— BRIEF A —
Copy out each line of the entries below that contains the string "years".
[BEGIN DOCUMENT SEGMENT]
Master of Scieuce in Geophysics . / Rockbursts continue to be one of the more high profile and problematic worker
hazards in the South African gold mining industry. Recent advances in the technology
of seismic monitoring systems and seismic data analysis and interpretation methods
hold considerable promise towards improving the success rate of rockburst control
measures. This study tests different methods for the evaluation of the response of
geological structures to mining induced stress changes.
A small part of Western Holdings Gold Mine in the Welkom goldfield -- the Postma
Area -- offers a challenge because of its geological complexity, accessibility and high
incidence of seismicity. The sensitivity of the local network to ground motions in this
area of interest and the expected spatial location accuracy is established and deemed
adequate for a detailed investigation of seismic activity. The local mining geometry,
geology and methods of mining are discussed. The fractured state of the rock mass
observed in situ, close to the stope faces, is in agreement with the results of numerical
elastic modelling and the high stresses inferred seismically. Almost immediately after
the incidence of a large event (ML 3.7) which occurred close to one end of a dyke, an
increased rate of seismic activity became apparent at another part of the same dyke,
some 250 m to the east. A change in the state of seismic stress, before and after the
large event, points to a transfer of stress along this geological discontinuity.
[END DOCUMENT SEGMENT]
— BRIEF B —
Decide whether each statement agrees with the geophysics abstract above. Answer yes or no, and quote the words from the abstract that settle it: (i) The large event had a local magnitude of 3.7. (ii) The increased seismic activity appeared about 500 m to the west of the large event. (iii) The local network's sensitivity in the area of interest was judged inadequate for a detailed investigation.
[BEGIN SUPPLIED RECORDS]
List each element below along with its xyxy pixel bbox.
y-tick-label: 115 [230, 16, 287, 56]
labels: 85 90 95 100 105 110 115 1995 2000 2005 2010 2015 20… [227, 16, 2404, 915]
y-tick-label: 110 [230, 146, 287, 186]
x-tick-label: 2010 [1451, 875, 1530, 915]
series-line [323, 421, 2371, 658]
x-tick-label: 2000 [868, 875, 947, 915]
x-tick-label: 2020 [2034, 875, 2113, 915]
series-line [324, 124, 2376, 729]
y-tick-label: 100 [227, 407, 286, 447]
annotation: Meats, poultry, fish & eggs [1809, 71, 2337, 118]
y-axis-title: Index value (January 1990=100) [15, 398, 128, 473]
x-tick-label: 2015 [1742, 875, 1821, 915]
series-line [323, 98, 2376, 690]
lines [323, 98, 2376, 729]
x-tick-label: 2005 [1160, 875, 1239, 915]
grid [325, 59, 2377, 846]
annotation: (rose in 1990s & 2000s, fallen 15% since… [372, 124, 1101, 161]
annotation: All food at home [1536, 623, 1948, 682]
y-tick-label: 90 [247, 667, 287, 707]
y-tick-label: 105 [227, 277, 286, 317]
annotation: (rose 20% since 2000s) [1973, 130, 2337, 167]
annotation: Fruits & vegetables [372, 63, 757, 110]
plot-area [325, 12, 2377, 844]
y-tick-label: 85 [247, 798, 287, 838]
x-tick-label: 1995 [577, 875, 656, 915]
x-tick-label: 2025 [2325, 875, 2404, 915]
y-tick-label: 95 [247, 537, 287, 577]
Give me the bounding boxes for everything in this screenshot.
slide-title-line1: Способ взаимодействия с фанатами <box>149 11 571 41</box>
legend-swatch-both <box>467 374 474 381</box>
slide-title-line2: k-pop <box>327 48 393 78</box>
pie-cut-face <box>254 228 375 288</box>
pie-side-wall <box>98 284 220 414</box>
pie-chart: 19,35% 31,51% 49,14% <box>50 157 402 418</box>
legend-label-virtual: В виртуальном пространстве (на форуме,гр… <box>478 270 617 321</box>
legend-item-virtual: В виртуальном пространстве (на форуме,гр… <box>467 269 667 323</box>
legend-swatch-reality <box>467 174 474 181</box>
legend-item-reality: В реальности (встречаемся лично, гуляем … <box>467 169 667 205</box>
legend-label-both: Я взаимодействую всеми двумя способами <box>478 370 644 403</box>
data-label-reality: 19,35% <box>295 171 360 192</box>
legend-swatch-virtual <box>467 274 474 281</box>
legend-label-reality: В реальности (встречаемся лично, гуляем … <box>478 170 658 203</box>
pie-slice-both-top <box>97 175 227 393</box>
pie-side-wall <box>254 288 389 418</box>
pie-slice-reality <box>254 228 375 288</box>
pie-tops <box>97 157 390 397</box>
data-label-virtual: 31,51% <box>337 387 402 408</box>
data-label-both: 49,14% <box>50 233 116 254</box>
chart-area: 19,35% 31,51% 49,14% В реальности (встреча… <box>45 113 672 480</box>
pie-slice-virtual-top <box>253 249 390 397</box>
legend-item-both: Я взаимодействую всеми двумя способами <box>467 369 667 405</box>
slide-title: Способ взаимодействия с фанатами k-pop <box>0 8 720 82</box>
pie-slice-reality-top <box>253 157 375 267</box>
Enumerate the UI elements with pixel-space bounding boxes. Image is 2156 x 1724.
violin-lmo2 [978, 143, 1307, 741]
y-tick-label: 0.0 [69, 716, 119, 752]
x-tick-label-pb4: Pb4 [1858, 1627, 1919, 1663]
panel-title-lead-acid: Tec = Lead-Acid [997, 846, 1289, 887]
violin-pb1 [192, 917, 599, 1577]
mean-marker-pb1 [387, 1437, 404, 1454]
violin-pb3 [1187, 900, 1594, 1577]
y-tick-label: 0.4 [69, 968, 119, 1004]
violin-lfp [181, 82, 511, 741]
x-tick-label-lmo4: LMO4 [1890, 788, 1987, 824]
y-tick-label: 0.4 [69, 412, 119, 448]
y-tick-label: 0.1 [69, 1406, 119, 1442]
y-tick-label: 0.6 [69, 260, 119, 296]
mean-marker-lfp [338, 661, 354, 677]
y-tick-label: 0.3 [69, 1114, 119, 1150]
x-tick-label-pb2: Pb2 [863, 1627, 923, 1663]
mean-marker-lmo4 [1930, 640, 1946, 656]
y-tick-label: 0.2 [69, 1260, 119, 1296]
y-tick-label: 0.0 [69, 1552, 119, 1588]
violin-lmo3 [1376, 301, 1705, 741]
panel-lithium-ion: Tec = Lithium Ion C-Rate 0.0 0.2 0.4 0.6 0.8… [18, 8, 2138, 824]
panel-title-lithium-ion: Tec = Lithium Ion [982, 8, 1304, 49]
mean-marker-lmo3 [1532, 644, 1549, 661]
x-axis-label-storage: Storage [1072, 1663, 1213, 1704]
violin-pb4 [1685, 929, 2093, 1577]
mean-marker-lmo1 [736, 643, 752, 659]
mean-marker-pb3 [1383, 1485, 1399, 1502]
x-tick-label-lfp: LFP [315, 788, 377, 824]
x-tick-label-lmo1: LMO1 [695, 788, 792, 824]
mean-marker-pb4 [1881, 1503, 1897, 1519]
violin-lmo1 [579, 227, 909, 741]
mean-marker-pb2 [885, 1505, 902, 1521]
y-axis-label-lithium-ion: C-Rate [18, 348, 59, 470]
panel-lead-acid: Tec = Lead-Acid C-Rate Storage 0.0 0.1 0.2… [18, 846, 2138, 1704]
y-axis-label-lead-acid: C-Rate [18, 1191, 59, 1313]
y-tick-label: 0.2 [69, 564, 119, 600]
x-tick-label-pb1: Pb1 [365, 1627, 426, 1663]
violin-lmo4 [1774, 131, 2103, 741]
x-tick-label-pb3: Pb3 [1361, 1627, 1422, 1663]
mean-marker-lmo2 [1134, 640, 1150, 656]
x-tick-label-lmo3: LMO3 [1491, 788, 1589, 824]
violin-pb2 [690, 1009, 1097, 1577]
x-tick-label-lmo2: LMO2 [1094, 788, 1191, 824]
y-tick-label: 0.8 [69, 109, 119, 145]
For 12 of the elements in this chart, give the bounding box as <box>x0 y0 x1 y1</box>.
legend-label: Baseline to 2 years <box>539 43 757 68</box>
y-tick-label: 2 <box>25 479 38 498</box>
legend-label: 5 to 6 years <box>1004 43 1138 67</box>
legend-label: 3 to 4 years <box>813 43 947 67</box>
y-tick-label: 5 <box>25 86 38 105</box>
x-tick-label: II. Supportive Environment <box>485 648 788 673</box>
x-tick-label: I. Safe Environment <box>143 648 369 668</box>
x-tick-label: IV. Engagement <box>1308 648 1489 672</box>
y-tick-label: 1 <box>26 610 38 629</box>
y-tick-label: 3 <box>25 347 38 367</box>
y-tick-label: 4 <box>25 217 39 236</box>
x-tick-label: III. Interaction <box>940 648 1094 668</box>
[END SUPPLIED RECORDS]
— CORRECT OUTPUT A —
legend-label: Baseline to 2 years <box>539 43 757 68</box>
legend-label: 5 to 6 years <box>1004 43 1138 67</box>
legend-label: 3 to 4 years <box>813 43 947 67</box>

— CORRECT OUTPUT B —
(i) Yes: "the incidence of a large event (ML 3.7) which occurred close to one end of a dyke"
(ii) No: "some 250 m to the east"
(iii) No: "deemed adequate for a detailed investigation of seismic activity"